#### Instructions to follow:
All of the material below is to be returned exactly.

--- start Exercise data ---

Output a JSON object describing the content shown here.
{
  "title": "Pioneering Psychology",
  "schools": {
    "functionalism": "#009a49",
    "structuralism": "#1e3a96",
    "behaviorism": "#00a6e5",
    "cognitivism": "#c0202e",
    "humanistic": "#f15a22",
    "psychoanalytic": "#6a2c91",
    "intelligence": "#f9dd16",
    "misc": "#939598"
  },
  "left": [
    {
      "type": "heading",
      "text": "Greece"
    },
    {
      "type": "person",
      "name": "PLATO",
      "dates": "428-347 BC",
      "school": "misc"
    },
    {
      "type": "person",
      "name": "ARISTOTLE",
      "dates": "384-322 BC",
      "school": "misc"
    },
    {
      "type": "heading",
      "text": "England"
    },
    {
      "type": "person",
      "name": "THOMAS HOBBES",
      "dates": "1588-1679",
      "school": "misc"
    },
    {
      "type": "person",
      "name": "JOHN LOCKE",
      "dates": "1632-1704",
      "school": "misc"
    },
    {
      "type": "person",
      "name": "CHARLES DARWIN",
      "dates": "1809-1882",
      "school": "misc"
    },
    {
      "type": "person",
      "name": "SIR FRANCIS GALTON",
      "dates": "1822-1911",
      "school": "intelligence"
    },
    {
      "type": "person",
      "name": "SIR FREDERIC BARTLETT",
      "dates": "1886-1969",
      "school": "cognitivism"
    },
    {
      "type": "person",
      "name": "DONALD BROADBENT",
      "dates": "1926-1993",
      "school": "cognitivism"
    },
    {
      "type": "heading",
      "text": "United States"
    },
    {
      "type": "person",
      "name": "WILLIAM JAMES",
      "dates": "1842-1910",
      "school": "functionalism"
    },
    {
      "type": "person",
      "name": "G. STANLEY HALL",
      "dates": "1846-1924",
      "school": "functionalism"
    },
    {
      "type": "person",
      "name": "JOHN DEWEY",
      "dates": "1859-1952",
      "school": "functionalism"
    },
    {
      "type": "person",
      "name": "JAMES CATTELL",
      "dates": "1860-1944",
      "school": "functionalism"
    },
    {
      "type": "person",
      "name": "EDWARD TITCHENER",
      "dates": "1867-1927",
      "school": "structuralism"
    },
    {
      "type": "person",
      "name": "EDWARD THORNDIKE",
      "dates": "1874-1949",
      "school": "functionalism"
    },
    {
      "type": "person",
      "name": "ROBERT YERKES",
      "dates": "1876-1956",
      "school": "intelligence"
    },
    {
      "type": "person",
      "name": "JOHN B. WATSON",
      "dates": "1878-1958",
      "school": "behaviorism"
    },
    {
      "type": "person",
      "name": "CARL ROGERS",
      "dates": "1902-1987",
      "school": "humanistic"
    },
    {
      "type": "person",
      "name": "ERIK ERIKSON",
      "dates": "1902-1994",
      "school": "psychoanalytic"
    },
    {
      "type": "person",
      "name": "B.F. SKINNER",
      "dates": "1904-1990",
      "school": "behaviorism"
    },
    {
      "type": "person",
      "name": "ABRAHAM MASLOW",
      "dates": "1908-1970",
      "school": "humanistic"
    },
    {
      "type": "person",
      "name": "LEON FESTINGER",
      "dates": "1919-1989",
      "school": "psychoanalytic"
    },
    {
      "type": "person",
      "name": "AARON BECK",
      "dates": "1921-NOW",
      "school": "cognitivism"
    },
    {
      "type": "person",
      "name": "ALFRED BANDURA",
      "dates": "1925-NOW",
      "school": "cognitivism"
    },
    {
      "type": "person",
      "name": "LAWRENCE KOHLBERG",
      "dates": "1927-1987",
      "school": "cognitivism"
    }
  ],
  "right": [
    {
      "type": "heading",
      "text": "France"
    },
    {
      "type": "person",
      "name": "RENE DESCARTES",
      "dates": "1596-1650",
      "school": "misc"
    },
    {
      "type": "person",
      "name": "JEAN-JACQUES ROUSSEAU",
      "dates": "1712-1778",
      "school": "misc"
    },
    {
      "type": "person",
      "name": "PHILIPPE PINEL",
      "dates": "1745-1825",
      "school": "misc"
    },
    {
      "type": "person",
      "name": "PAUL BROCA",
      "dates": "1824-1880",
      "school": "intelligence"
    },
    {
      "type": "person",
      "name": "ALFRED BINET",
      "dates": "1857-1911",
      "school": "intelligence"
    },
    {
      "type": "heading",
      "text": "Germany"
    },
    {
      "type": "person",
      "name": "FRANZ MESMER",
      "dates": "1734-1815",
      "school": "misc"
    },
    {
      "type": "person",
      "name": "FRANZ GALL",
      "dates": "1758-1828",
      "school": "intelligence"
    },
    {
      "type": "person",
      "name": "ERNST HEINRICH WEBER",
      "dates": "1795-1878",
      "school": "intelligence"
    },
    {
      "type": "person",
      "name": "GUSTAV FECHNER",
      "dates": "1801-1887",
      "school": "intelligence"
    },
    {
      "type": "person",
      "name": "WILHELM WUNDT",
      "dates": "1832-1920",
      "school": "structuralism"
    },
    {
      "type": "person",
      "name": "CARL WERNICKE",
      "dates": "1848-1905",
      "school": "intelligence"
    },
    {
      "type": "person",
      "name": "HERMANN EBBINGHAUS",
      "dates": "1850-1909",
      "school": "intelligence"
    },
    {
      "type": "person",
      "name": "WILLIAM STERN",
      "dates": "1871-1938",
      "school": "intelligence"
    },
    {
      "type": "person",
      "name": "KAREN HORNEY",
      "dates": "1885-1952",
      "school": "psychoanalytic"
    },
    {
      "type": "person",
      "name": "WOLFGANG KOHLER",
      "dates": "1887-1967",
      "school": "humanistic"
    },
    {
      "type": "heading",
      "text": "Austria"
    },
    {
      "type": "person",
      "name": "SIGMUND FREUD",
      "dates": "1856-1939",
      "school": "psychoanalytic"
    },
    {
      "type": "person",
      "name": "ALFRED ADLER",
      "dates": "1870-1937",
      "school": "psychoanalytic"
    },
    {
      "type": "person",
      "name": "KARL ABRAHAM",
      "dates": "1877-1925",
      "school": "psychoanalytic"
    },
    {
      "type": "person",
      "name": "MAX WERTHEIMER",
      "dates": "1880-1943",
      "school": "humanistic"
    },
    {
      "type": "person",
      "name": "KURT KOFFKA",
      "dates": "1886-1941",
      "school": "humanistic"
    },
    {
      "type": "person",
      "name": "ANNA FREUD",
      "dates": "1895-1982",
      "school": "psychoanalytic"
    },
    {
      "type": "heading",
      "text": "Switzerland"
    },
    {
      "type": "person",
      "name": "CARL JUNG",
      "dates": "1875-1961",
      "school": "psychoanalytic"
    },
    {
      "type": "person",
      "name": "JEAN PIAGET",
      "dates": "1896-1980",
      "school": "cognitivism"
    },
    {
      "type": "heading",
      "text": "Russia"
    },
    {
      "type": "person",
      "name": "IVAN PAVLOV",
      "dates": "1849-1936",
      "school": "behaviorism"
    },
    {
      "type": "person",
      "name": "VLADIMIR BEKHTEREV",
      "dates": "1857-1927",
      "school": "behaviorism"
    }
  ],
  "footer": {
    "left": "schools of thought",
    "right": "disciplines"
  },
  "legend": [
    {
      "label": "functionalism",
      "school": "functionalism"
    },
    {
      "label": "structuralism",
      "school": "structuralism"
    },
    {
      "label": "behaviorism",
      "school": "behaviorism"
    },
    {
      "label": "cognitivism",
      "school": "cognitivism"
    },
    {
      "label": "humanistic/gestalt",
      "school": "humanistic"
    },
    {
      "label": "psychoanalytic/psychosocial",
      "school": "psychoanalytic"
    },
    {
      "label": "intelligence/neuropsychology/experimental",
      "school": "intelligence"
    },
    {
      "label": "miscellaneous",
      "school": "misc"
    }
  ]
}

--- end Exercise data ---

#### Finished answer:
Output a JSON object describing the content shown here.
{
  "title": "Pioneering Psychology",
  "schools": {
    "functionalism": "#009a49",
    "structuralism": "#1e3a96",
    "behaviorism": "#00a6e5",
    "cognitivism": "#c0202e",
    "humanistic": "#f15a22",
    "psychoanalytic": "#6a2c91",
    "intelligence": "#f9dd16",
    "misc": "#939598"
  },
  "left": [
    {
      "type": "heading",
      "text": "Greece"
    },
    {
      "type": "person",
      "name": "PLATO",
      "dates": "428-347 BC",
      "school": "misc"
    },
    {
      "type": "person",
      "name": "ARISTOTLE",
      "dates": "384-322 BC",
      "school": "misc"
    },
    {
      "type": "heading",
      "text": "England"
    },
    {
      "type": "person",
      "name": "THOMAS HOBBES",
      "dates": "1588-1679",
      "school": "misc"
    },
    {
      "type": "person",
      "name": "JOHN LOCKE",
      "dates": "1632-1704",
      "school": "misc"
    },
    {
      "type": "person",
      "name": "CHARLES DARWIN",
      "dates": "1809-1882",
      "school": "misc"
    },
    {
      "type": "person",
      "name": "SIR FRANCIS GALTON",
      "dates": "1822-1911",
      "school": "intelligence"
    },
    {
      "type": "person",
      "name": "SIR FREDERIC BARTLETT",
      "dates": "1886-1969",
      "school": "cognitivism"
    },
    {
      "type": "person",
      "name": "DONALD BROADBENT",
      "dates": "1926-1993",
      "school": "cognitivism"
    },
    {
      "type": "heading",
      "text": "United States"
    },
    {
      "type": "person",
      "name": "WILLIAM JAMES",
      "dates": "1842-1910",
      "school": "functionalism"
    },
    {
      "type": "person",
      "name": "G. STANLEY HALL",
      "dates": "1846-1924",
      "school": "functionalism"
    },
    {
      "type": "person",
      "name": "JOHN DEWEY",
      "dates": "1859-1952",
      "school": "functionalism"
    },
    {
      "type": "person",
      "name": "JAMES CATTELL",
      "dates": "1860-1944",
      "school": "functionalism"
    },
    {
      "type": "person",
      "name": "EDWARD TITCHENER",
      "dates": "1867-1927",
      "school": "structuralism"
    },
    {
      "type": "person",
      "name": "EDWARD THORNDIKE",
      "dates": "1874-1949",
      "school": "functionalism"
    },
    {
      "type": "person",
      "name": "ROBERT YERKES",
      "dates": "1876-1956",
      "school": "intelligence"
    },
    {
      "type": "person",
      "name": "JOHN B. WATSON",
      "dates": "1878-1958",
      "school": "behaviorism"
    },
    {
      "type": "person",
      "name": "CARL ROGERS",
      "dates": "1902-1987",
      "school": "humanistic"
    },
    {
      "type": "person",
      "name": "ERIK ERIKSON",
      "dates": "1902-1994",
      "school": "psychoanalytic"
    },
    {
      "type": "person",
      "name": "B.F. SKINNER",
      "dates": "1904-1990",
      "school": "behaviorism"
    },
    {
      "type": "person",
      "name": "ABRAHAM MASLOW",
      "dates": "1908-1970",
      "school": "humanistic"
    },
    {
      "type": "person",
      "name": "LEON FESTINGER",
      "dates": "1919-1989",
      "school": "psychoanalytic"
    },
    {
      "type": "person",
      "name": "AARON BECK",
      "dates": "1921-NOW",
      "school": "cognitivism"
    },
    {
      "type": "person",
      "name": "ALFRED BANDURA",
      "dates": "1925-NOW",
      "school": "cognitivism"
    },
    {
      "type": "person",
      "name": "LAWRENCE KOHLBERG",
      "dates": "1927-1987",
      "school": "cognitivism"
    }
  ],
  "right": [
    {
      "type": "heading",
      "text": "France"
    },
    {
      "type": "person",
      "name": "RENE DESCARTES",
      "dates": "1596-1650",
      "school": "misc"
    },
    {
      "type": "person",
      "name": "JEAN-JACQUES ROUSSEAU",
      "dates": "1712-1778",
      "school": "misc"
    },
    {
      "type": "person",
      "name": "PHILIPPE PINEL",
      "dates": "1745-1825",
      "school": "misc"
    },
    {
      "type": "person",
      "name": "PAUL BROCA",
      "dates": "1824-1880",
      "school": "intelligence"
    },
    {
      "type": "person",
      "name": "ALFRED BINET",
      "dates": "1857-1911",
      "school": "intelligence"
    },
    {
      "type": "heading",
      "text": "Germany"
    },
    {
      "type": "person",
      "name": "FRANZ MESMER",
      "dates": "1734-1815",
      "school": "misc"
    },
    {
      "type": "person",
      "name": "FRANZ GALL",
      "dates": "1758-1828",
      "school": "intelligence"
    },
    {
      "type": "person",
      "name": "ERNST HEINRICH WEBER",
      "dates": "1795-1878",
      "school": "intelligence"
    },
    {
      "type": "person",
      "name": "GUSTAV FECHNER",
      "dates": "1801-1887",
      "school": "intelligence"
    },
    {
      "type": "person",
      "name": "WILHELM WUNDT",
      "dates": "1832-1920",
      "school": "structuralism"
    },
    {
      "type": "person",
      "name": "CARL WERNICKE",
      "dates": "1848-1905",
      "school": "intelligence"
    },
    {
      "type": "person",
      "name": "HERMANN EBBINGHAUS",
      "dates": "1850-1909",
      "school": "intelligence"
    },
    {
      "type": "person",
      "name": "WILLIAM STERN",
      "dates": "1871-1938",
      "school": "intelligence"
    },
    {
      "type": "person",
      "name": "KAREN HORNEY",
      "dates": "1885-1952",
      "school": "psychoanalytic"
    },
    {
      "type": "person",
      "name": "WOLFGANG KOHLER",
      "dates": "1887-1967",
      "school": "humanistic"
    },
    {
      "type": "heading",
      "text": "Austria"
    },
    {
      "type": "person",
      "name": "SIGMUND FREUD",
      "dates": "1856-1939",
      "school": "psychoanalytic"
    },
    {
      "type": "person",
      "name": "ALFRED ADLER",
      "dates": "1870-1937",
      "school": "psychoanalytic"
    },
    {
      "type": "person",
      "name": "KARL ABRAHAM",
      "dates": "1877-1925",
      "school": "psychoanalytic"
    },
    {
      "type": "person",
      "name": "MAX WERTHEIMER",
      "dates": "1880-1943",
      "school": "humanistic"
    },
    {
      "type": "person",
      "name": "KURT KOFFKA",
      "dates": "1886-1941",
      "school": "humanistic"
    },
    {
      "type": "person",
      "name": "ANNA FREUD",
      "dates": "1895-1982",
      "school": "psychoanalytic"
    },
    {
      "type": "heading",
      "text": "Switzerland"
    },
    {
      "type": "person",
      "name": "CARL JUNG",
      "dates": "1875-1961",
      "school": "psychoanalytic"
    },
    {
      "type": "person",
      "name": "JEAN PIAGET",
      "dates": "1896-1980",
      "school": "cognitivism"
    },
    {
      "type": "heading",
      "text": "Russia"
    },
    {
      "type": "person",
      "name": "IVAN PAVLOV",
      "dates": "1849-1936",
      "school": "behaviorism"
    },
    {
      "type": "person",
      "name": "VLADIMIR BEKHTEREV",
      "dates": "1857-1927",
      "school": "behaviorism"
    }
  ],
  "footer": {
    "left": "schools of thought",
    "right": "disciplines"
  },
  "legend": [
    {
      "label": "functionalism",
      "school": "functionalism"
    },
    {
      "label": "structuralism",
      "school": "structuralism"
    },
    {
      "label": "behaviorism",
      "school": "behaviorism"
    },
    {
      "label": "cognitivism",
      "school": "cognitivism"
    },
    {
      "label": "humanistic/gestalt",
      "school": "humanistic"
    },
    {
      "label": "psychoanalytic/psychosocial",
      "school": "psychoanalytic"
    },
    {
      "label": "intelligence/neuropsychology/experimental",
      "school": "intelligence"
    },
    {
      "label": "miscellaneous",
      "school": "misc"
    }
  ]
}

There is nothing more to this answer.